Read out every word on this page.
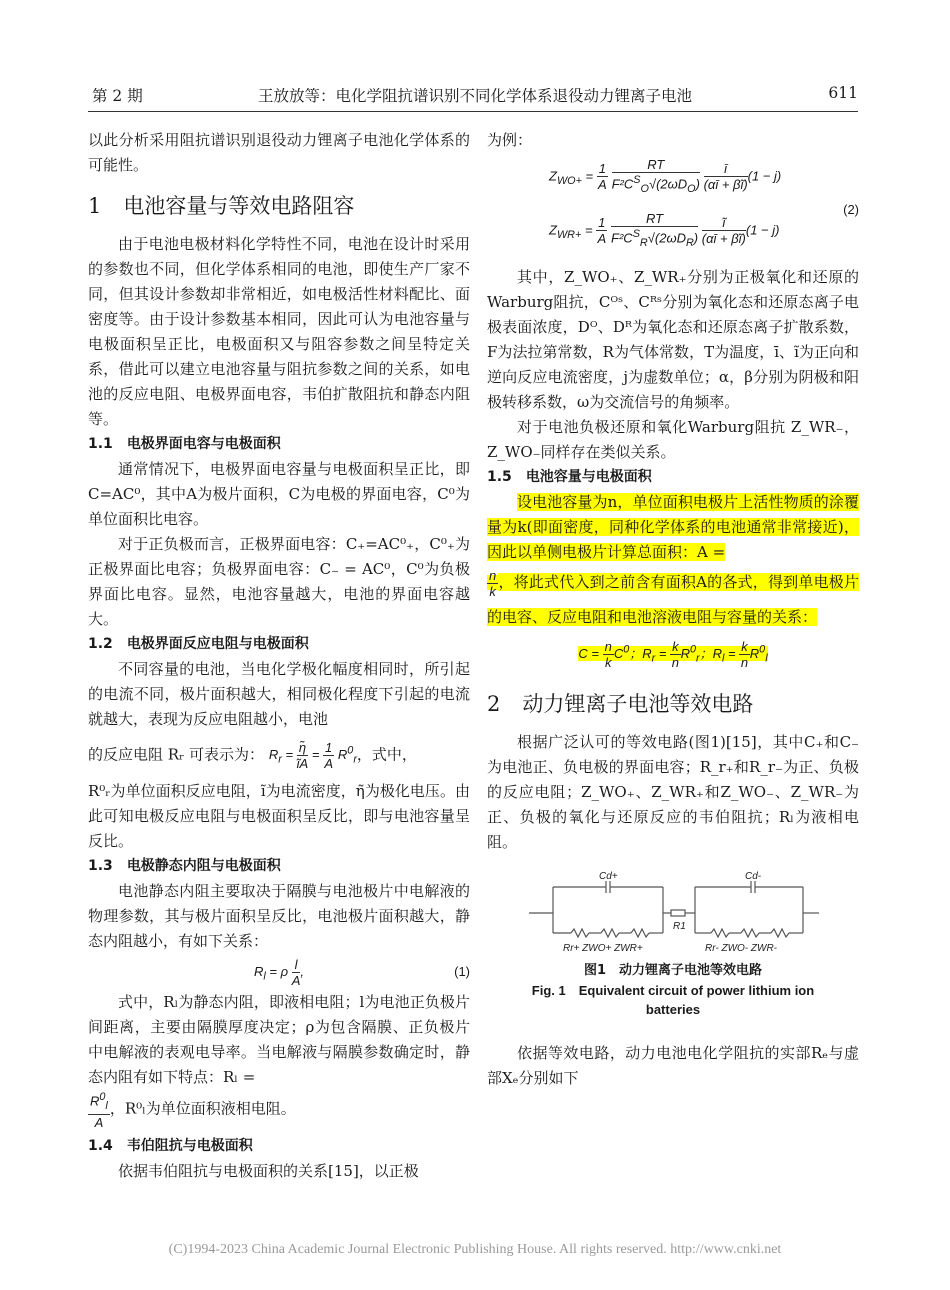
第 2 期	王放放等：电化学阻抗谱识别不同化学体系退役动力锂离子电池	611

以此分析采用阻抗谱识别退役动力锂离子电池化学体系的可能性。

1 电池容量与等效电路阻容

由于电池电极材料化学特性不同，电池在设计时采用的参数也不同，但化学体系相同的电池，即使生产厂家不同，但其设计参数却非常相近，如电极活性材料配比、面密度等。由于设计参数基本相同，因此可认为电池容量与电极面积呈正比，电极面积又与阻容参数之间呈特定关系，借此可以建立电池容量与阻抗参数之间的关系，如电池的反应电阻、电极界面电容，韦伯扩散阻抗和静态内阻等。

1.1 电极界面电容与电极面积

通常情况下，电极界面电容量与电极面积呈正比，即 C=AC⁰，其中A为极片面积，C为电极的界面电容，C⁰为单位面积比电容。

对于正负极而言，正极界面电容：C₊=AC⁰₊，C⁰₊为正极界面比电容；负极界面电容：C₋ = AC⁰，C⁰为负极界面比电容。显然，电池容量越大，电池的界面电容越大。

1.2 电极界面反应电阻与电极面积

不同容量的电池，当电化学极化幅度相同时，所引起的电流不同，极片面积越大，相同极化程度下引起的电流就越大，表现为反应电阻越小，电池

的反应电阻 Rᵣ 可表示为： $R_r = \frac{\etã}{ĩA} = \frac{1}{A} R^0_r$，式中，

R⁰ᵣ为单位面积反应电阻，ĩ为电流密度，η̃为极化电压。由此可知电极反应电阻与电极面积呈反比，即与电池容量呈反比。

1.3 电极静态内阻与电极面积

电池静态内阻主要取决于隔膜与电池极片中电解液的物理参数，其与极片面积呈反比，电池极片面积越大，静态内阻越小，有如下关系：

$R_l = \rho \frac{l}{A}$ ,	(1)

式中，Rₗ为静态内阻，即液相电阻；l为电池正负极片间距离，主要由隔膜厚度决定；ρ为包含隔膜、正负极片中电解液的表观电导率。当电解液与隔膜参数确定时，静态内阻有如下特点：Rₗ =

$\frac{R^0_l}{A}$ ，R⁰ₗ为单位面积液相电阻。

1.4 韦伯阻抗与电极面积

依据韦伯阻抗与电极面积的关系[15]，以正极

为例：

$Z_{WO+} = \frac{1}{A}$
$\frac{RT}{F^2C^S_O√(2\omega D_O)}$
$\frac{ī}{(\alpha ī + \beta ĩ)} (1 - j)$
$Z_{WR+} = \frac{1}{A}$
$\frac{RT}{F^2C^S_R√(2\omega D_R)}$
$\frac{ĩ}{(\alpha ī + \beta ĩ)} (1 - j)$
(2)

其中，Z_WO₊、Z_WR₊分别为正极氧化和还原的Warburg阻抗，Cᴼˢ、Cᴿˢ分别为氧化态和还原态离子电极表面浓度，Dᴼ、Dᴿ为氧化态和还原态离子扩散系数，F为法拉第常数，R为气体常数，T为温度，ī、ĩ为正向和逆向反应电流密度，j为虚数单位；α，β分别为阴极和阳极转移系数，ω为交流信号的角频率。

对于电池负极还原和氧化Warburg阻抗 Z_WR₋，Z_WO₋同样存在类似关系。

1.5 电池容量与电极面积

设电池容量为n，单位面积电极片上活性物质的涂覆量为k(即面密度，同种化学体系的电池通常非常接近)，因此以单侧电极片计算总面积：A =

$\frac{n}{k}$ ，将此式代入到之前含有面积A的各式，得到单电极片的电容、反应电阻和电池溶液电阻与容量的关系：

$C = \frac{n}{k} C^0$；$R_r = \frac{k}{n} R^0_r$；$R_l = \frac{k}{n} R^0_l$
2 动力锂离子电池等效电路

根据广泛认可的等效电路(图1)[15]，其中C₊和C₋为电池正、负电极的界面电容；R_r₊和R_r₋为正、负极的反应电阻；Z_WO₊、Z_WR₊和Z_WO₋、Z_WR₋为正、负极的氧化与还原反应的韦伯阻抗；Rₗ为液相电阻。

Cd+	Cd-
R1
Rr+ ZWO+ ZWR+	Rr- ZWO- ZWR-
图1　动力锂离子电池等效电路
Fig. 1　Equivalent circuit of power lithium ion batteries

依据等效电路，动力电池电化学阻抗的实部Rₑ与虚部Xₑ分别如下

(C)1994-2023 China Academic Journal Electronic Publishing House. All rights reserved. http://www.cnki.net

> _WRITTEN PROBLEM_
Reproduce the listing above exactly, excluding all pictures.

> _FINAL RESULT_
Read out every word on this page.
第 2 期	王放放等：电化学阻抗谱识别不同化学体系退役动力锂离子电池	611

以此分析采用阻抗谱识别退役动力锂离子电池化学体系的可能性。

1 电池容量与等效电路阻容

由于电池电极材料化学特性不同，电池在设计时采用的参数也不同，但化学体系相同的电池，即使生产厂家不同，但其设计参数却非常相近，如电极活性材料配比、面密度等。由于设计参数基本相同，因此可认为电池容量与电极面积呈正比，电极面积又与阻容参数之间呈特定关系，借此可以建立电池容量与阻抗参数之间的关系，如电池的反应电阻、电极界面电容，韦伯扩散阻抗和静态内阻等。

1.1 电极界面电容与电极面积

通常情况下，电极界面电容量与电极面积呈正比，即 C=AC⁰，其中A为极片面积，C为电极的界面电容，C⁰为单位面积比电容。

对于正负极而言，正极界面电容：C₊=AC⁰₊，C⁰₊为正极界面比电容；负极界面电容：C₋ = AC⁰，C⁰为负极界面比电容。显然，电池容量越大，电池的界面电容越大。

1.2 电极界面反应电阻与电极面积

不同容量的电池，当电化学极化幅度相同时，所引起的电流不同，极片面积越大，相同极化程度下引起的电流就越大，表现为反应电阻越小，电池

的反应电阻 Rᵣ 可表示为： $R_r = \frac{\etã}{ĩA} = \frac{1}{A} R^0_r$，式中，

R⁰ᵣ为单位面积反应电阻，ĩ为电流密度，η̃为极化电压。由此可知电极反应电阻与电极面积呈反比，即与电池容量呈反比。

1.3 电极静态内阻与电极面积

电池静态内阻主要取决于隔膜与电池极片中电解液的物理参数，其与极片面积呈反比，电池极片面积越大，静态内阻越小，有如下关系：

$R_l = \rho \frac{l}{A}$ ,	(1)

式中，Rₗ为静态内阻，即液相电阻；l为电池正负极片间距离，主要由隔膜厚度决定；ρ为包含隔膜、正负极片中电解液的表观电导率。当电解液与隔膜参数确定时，静态内阻有如下特点：Rₗ =

$\frac{R^0_l}{A}$ ，R⁰ₗ为单位面积液相电阻。

1.4 韦伯阻抗与电极面积

依据韦伯阻抗与电极面积的关系[15]，以正极

为例：

$Z_{WO+} = \frac{1}{A}$
$\frac{RT}{F^2C^S_O√(2\omega D_O)}$
$\frac{ī}{(\alpha ī + \beta ĩ)} (1 - j)$
$Z_{WR+} = \frac{1}{A}$
$\frac{RT}{F^2C^S_R√(2\omega D_R)}$
$\frac{ĩ}{(\alpha ī + \beta ĩ)} (1 - j)$
(2)

其中，Z_WO₊、Z_WR₊分别为正极氧化和还原的Warburg阻抗，Cᴼˢ、Cᴿˢ分别为氧化态和还原态离子电极表面浓度，Dᴼ、Dᴿ为氧化态和还原态离子扩散系数，F为法拉第常数，R为气体常数，T为温度，ī、ĩ为正向和逆向反应电流密度，j为虚数单位；α，β分别为阴极和阳极转移系数，ω为交流信号的角频率。

对于电池负极还原和氧化Warburg阻抗 Z_WR₋，Z_WO₋同样存在类似关系。

1.5 电池容量与电极面积

设电池容量为n，单位面积电极片上活性物质的涂覆量为k(即面密度，同种化学体系的电池通常非常接近)，因此以单侧电极片计算总面积：A =

$\frac{n}{k}$ ，将此式代入到之前含有面积A的各式，得到单电极片的电容、反应电阻和电池溶液电阻与容量的关系：

$C = \frac{n}{k} C^0$；$R_r = \frac{k}{n} R^0_r$；$R_l = \frac{k}{n} R^0_l$
2 动力锂离子电池等效电路

根据广泛认可的等效电路(图1)[15]，其中C₊和C₋为电池正、负电极的界面电容；R_r₊和R_r₋为正、负极的反应电阻；Z_WO₊、Z_WR₊和Z_WO₋、Z_WR₋为正、负极的氧化与还原反应的韦伯阻抗；Rₗ为液相电阻。

Cd+	Cd-
R1
Rr+ ZWO+ ZWR+	Rr- ZWO- ZWR-
图1　动力锂离子电池等效电路
Fig. 1　Equivalent circuit of power lithium ion batteries

依据等效电路，动力电池电化学阻抗的实部Rₑ与虚部Xₑ分别如下

(C)1994-2023 China Academic Journal Electronic Publishing House. All rights reserved. http://www.cnki.net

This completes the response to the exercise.